Problem description: Continue the passage below on measuring network throughput with iperf, starting right after its final sentence.
Passage to read start
If these checks pass, then do the next step:


2    Measure network performance at the kernel level

There are several programs that can test the network throughput, but the primary one that is used with the DD systems is iperf.  The DD systems primarily receive data, but it can also send data when doing restores or being the source for replication.  Therefore, most of the time the iperf program will run on the DD system as a server, but for testing restore and as the source for replication iperf will be run as a client.  There are DD CLIs and bash shell commands to run the iperf.

Using the DD shell commands, the following is to be used to start iperf in listen mode on port 5001 which is the default port used for iperf:


net iperf server

The parameters that may be used with this are: ipversion, port, and window size.  Most of the time, these are not needed. Although, in an IPv6 environment, ipversion ipv6 should be used.

In the case of checking the throughput of a DD system doing restores or as the source doing replication, the iperf client would be used:

net iperf client <destination system>
     [interval <seconds>]  Default is none if not specified
     [duration <seconds>] Default is 10 seconds
     [connections <number>]   Number of connections to use, default is 1
     [window-size <bytes>]      The TCP window size to be used, default is 256 KBytes
     [ipversion ipv6]          Default is ipv4 if not specified
     [data random]                   Default is not random
     [transmit-size <bytes>]      Amount of data to send, default is no limit
     [port <number>]                Default is 5001
     [nodelay]                   Default is to wait for responses

The nodelay, port, transmit-size, and  data random  are not normally specified and ipversion is specified when IPv6 is used.  What is specified besides the destination is interval, duration, and connections depending on the network environment and link speed.  Multiple connections are useful if there is long round trip times (RTT) or interface speeds of over 10 Gb/s. Longer duration times give better steady state values, but it can also be disruptive on anything else using the interface that is under test.  The results show what can be expected at the network (TCP) level.

The results of this test will show whether the network is causing the throughput to be low or whether it is something else on the systems. If the iperf performance measurements indicate that the network is causing the throughput to be slower than expected, look to the next step to see what can be done to improve the network flow.  As a  rule of thumb  consider the following in determining what throughput is expected:

For 1 GbE interface, anything above 920 Mb/s is considered acceptable but the target would be 940 Mb/s.  For 10 GbE anything above 9 Gb/s is considered acceptable, but expect no more than 9.4 Gb/s.  For 25 GbE anything above 24 Gb/s should be considered acceptable.  For 100GbE anything above 99Gb/s should be considered acceptable.  If the throughput is less than these, then there is some network configuration that may be done.  For more details on the actual speed versus the theoretical/mathematical speed look in Appendix A.
Passage to read end
Entries provided start
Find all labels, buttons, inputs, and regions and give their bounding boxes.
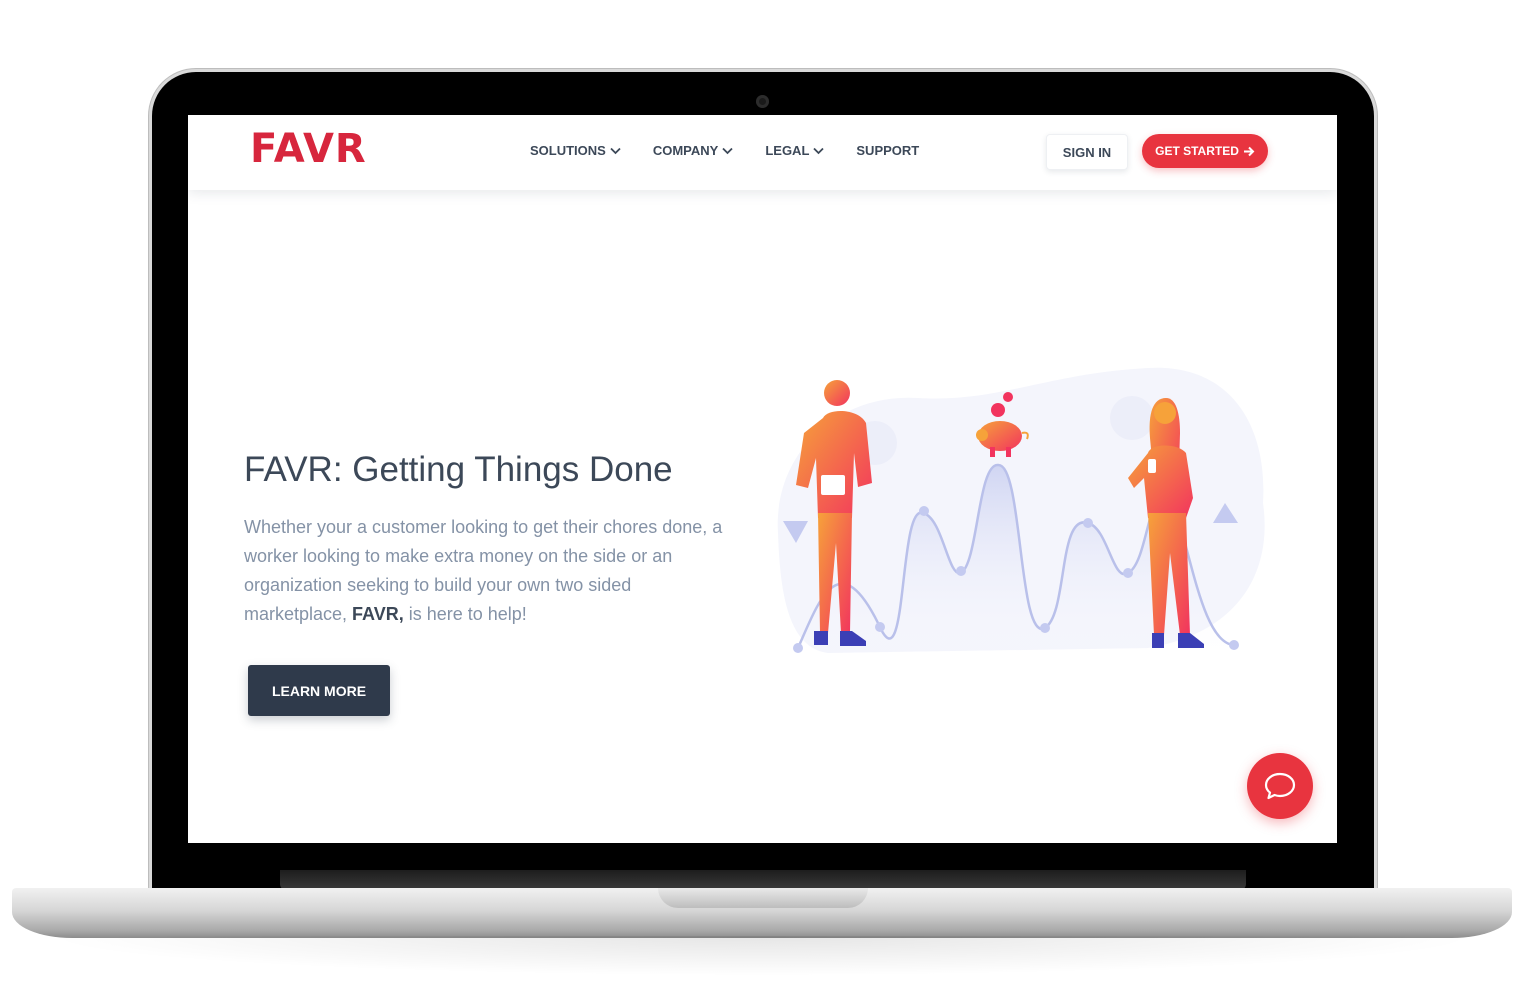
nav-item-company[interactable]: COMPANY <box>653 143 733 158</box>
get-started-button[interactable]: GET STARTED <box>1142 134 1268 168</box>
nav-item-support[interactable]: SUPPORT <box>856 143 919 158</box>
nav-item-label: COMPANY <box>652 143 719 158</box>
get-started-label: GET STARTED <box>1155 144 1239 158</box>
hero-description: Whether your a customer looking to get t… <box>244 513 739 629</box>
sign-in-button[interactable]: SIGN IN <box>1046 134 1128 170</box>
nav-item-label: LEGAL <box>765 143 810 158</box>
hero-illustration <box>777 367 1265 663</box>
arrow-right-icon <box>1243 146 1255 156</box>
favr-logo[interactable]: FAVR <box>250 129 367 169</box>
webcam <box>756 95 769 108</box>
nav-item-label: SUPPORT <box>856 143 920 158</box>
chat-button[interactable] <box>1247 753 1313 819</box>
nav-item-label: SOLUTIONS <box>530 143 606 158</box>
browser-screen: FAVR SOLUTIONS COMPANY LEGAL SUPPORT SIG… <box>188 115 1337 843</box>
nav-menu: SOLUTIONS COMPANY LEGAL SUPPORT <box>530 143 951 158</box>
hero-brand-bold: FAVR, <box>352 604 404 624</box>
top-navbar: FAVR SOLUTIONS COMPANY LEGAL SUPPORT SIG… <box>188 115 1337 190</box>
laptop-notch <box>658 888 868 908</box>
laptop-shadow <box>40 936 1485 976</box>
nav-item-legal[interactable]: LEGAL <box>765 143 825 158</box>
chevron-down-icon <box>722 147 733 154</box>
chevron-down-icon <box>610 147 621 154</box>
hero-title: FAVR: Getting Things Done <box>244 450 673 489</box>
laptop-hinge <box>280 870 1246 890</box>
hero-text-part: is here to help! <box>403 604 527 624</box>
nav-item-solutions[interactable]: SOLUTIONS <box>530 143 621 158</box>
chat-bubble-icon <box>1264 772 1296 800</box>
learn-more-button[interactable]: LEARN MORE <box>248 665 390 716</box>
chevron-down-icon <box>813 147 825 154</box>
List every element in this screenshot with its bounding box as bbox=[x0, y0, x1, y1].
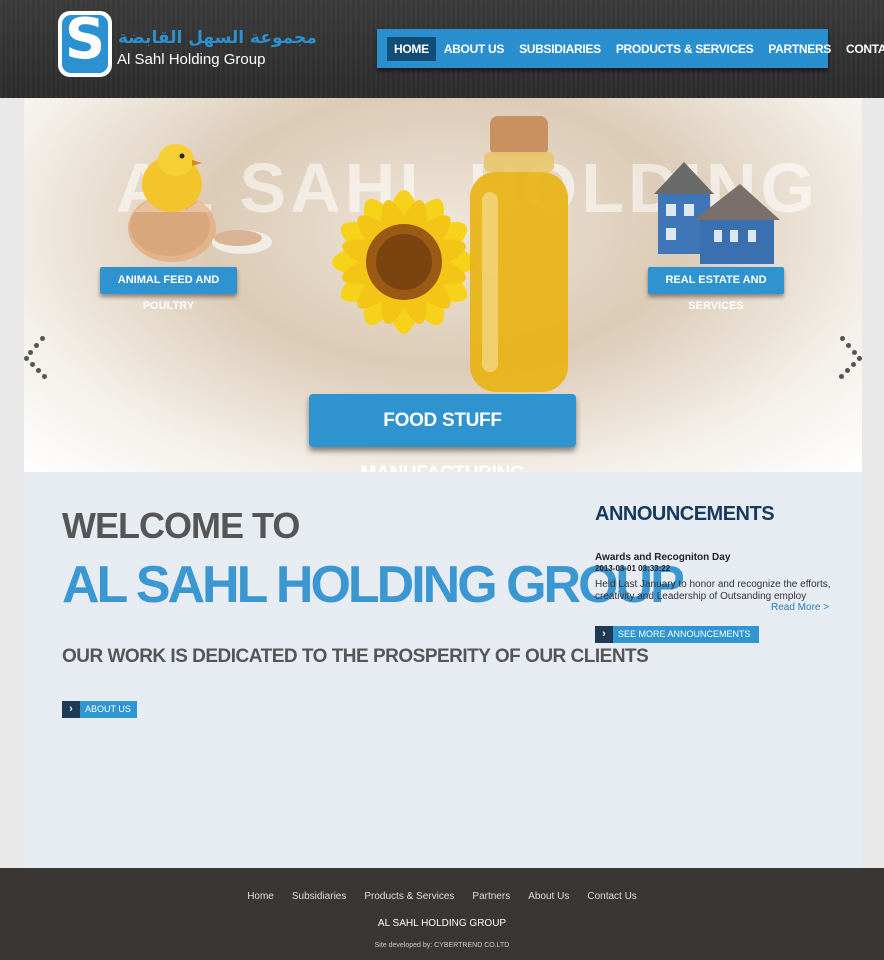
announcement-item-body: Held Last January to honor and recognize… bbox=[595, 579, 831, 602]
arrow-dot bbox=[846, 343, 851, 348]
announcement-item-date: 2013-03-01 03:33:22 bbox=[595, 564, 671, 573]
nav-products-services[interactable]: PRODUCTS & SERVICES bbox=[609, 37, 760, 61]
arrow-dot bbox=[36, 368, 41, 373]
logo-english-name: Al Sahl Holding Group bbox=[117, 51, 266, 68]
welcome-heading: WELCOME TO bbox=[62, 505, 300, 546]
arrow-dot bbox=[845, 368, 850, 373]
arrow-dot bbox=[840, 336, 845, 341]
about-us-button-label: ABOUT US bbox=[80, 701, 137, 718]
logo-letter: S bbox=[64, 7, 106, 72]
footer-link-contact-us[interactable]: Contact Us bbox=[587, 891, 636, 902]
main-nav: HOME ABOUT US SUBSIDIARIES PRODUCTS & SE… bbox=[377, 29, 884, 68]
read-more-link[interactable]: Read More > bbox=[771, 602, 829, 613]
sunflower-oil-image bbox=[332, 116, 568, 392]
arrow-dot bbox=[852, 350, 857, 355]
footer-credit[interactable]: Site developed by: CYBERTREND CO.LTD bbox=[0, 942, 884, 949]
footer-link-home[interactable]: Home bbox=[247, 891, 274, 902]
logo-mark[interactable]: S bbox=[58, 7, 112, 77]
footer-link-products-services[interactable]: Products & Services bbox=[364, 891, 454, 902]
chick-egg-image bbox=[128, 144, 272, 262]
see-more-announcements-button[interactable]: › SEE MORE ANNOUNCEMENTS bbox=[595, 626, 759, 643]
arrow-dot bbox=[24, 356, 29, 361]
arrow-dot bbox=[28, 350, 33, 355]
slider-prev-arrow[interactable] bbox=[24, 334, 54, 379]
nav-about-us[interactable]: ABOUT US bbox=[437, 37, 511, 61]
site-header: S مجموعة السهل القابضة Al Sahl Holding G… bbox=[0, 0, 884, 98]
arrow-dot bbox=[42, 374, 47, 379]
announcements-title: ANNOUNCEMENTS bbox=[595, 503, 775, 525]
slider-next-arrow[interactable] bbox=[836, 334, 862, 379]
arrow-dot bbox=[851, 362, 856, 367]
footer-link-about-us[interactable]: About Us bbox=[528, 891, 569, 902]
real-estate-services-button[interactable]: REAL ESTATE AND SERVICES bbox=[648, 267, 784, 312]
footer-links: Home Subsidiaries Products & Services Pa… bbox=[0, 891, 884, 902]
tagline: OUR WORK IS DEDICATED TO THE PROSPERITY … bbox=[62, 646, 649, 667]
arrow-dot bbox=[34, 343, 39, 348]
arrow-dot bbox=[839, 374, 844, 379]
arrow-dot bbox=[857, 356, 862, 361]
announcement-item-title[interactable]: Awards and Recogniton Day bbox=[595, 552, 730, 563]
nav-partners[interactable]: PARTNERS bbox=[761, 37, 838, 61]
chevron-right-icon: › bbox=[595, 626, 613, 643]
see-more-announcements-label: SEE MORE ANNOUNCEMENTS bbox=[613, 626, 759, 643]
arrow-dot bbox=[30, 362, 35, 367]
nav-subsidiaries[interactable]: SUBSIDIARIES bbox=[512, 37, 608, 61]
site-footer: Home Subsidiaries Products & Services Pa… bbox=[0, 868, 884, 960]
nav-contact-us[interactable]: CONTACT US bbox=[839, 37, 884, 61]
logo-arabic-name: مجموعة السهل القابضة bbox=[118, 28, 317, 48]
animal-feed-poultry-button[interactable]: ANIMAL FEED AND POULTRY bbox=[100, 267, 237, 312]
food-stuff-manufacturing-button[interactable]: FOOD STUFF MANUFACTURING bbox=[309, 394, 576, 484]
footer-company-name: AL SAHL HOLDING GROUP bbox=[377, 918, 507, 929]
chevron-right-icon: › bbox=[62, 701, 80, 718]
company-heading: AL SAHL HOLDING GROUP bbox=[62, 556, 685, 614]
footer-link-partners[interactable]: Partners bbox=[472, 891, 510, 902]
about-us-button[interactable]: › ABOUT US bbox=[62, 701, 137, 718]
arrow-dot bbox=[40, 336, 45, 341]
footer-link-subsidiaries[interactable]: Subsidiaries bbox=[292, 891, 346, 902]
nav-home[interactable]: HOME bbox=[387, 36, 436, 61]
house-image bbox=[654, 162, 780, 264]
Entries provided end
Answer to this task:
3    Increase the internal and external packet size

There is a difference between internal and external packet sizes.  Internal packet sizes can be as big as 64KB.  The throughput is impacted by the efficiency of the network driver, the interface hardware, and the effectiveness of transferring the packets between the TCP module and the network driver.  By default, the DD network stack uses TSO (TCP Segment Offload) and LRO (Large Receive Offload) along with the fragmentation being disabled in the IP network layer to improve the network performance.  With TSO and LRO, the packets sent from the TCP and received by the TCP can be bigger than the MTU size, up to 64KB in length.  The network hardware will divide the packet into MTU size packets when sending data and combining the packets being received into larger packets.  This way there is less network overhead in handling the packets in the network stack.  As stated, all this is on by default no matter what the MTU is.  One study that was done within Data Domain found that with a 10 Gb interface the TSO and LRO using IPv6 addressing had a big impact on the performance, even if the TSO was implemented in software which is done for IPv6.  Without TSO and LRO the performance was around 5 - 6 Gb/s. To get over 9 Gb/s throughput on a 10 GbE interface, TSO is used.

Of course, the size TSO is dependent on the size of the application buffers. Large application buffers of greater than 100KB and preferable over 1 MB will help use the maximum packet size.  It is recommended that the socket buffer size be a multiple of 64K.  Setting the applications socket buffer to 1,048,576 or larger is a good idea when large transfers are being done. 

The external packet sizes are determined by the MTU value of each interface and the MTU of the network path that is used. In general, backup on the LAN should have the MTU set to 9000 and replication over a WAN should use 1500, but the actual value will depend on the network environment and the interface speed.  For 1 Gb interface, an MTU of 1500 may be suitable, but for 10 Gb interface speeds, 9000 MTU is recommended on LANs if it is supported on the LAN.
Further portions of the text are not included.